### [Brief]
The data below needs to be returned exactly, line for line.

Dataset entries:
----------------
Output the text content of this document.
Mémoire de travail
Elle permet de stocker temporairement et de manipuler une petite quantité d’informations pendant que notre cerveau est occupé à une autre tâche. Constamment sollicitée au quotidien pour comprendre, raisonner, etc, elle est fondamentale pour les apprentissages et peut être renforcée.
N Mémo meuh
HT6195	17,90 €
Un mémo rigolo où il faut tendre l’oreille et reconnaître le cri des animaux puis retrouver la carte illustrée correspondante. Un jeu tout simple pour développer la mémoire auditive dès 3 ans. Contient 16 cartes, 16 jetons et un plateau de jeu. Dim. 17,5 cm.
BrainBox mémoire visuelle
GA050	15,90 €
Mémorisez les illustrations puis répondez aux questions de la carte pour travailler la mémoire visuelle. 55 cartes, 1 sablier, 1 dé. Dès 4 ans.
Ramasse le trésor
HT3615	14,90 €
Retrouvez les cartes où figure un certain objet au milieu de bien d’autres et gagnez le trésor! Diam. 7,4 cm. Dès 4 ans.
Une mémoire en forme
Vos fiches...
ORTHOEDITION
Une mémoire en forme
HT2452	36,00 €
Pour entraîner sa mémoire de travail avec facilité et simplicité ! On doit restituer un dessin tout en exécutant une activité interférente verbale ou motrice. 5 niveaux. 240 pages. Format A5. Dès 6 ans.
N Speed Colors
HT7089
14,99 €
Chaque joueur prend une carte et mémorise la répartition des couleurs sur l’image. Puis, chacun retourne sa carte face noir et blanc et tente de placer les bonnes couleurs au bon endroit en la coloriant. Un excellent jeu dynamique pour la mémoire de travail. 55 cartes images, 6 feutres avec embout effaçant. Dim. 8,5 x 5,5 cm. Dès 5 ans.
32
----------------
### [Exercise solution]
Output the text content of this document.
Mémoire de travail
Elle permet de stocker temporairement et de manipuler une petite quantité d’informations pendant que notre cerveau est occupé à une autre tâche. Constamment sollicitée au quotidien pour comprendre, raisonner, etc, elle est fondamentale pour les apprentissages et peut être renforcée.
N Mémo meuh
HT6195	17,90 €
Un mémo rigolo où il faut tendre l’oreille et reconnaître le cri des animaux puis retrouver la carte illustrée correspondante. Un jeu tout simple pour développer la mémoire auditive dès 3 ans. Contient 16 cartes, 16 jetons et un plateau de jeu. Dim. 17,5 cm.
BrainBox mémoire visuelle
GA050	15,90 €
Mémorisez les illustrations puis répondez aux questions de la carte pour travailler la mémoire visuelle. 55 cartes, 1 sablier, 1 dé. Dès 4 ans.
Ramasse le trésor
HT3615	14,90 €
Retrouvez les cartes où figure un certain objet au milieu de bien d’autres et gagnez le trésor! Diam. 7,4 cm. Dès 4 ans.
Une mémoire en forme
Vos fiches...
ORTHOEDITION
Une mémoire en forme
HT2452	36,00 €
Pour entraîner sa mémoire de travail avec facilité et simplicité ! On doit restituer un dessin tout en exécutant une activité interférente verbale ou motrice. 5 niveaux. 240 pages. Format A5. Dès 6 ans.
N Speed Colors
HT7089
14,99 €
Chaque joueur prend une carte et mémorise la répartition des couleurs sur l’image. Puis, chacun retourne sa carte face noir et blanc et tente de placer les bonnes couleurs au bon endroit en la coloriant. Un excellent jeu dynamique pour la mémoire de travail. 55 cartes images, 6 feutres avec embout effaçant. Dim. 8,5 x 5,5 cm. Dès 5 ans.
32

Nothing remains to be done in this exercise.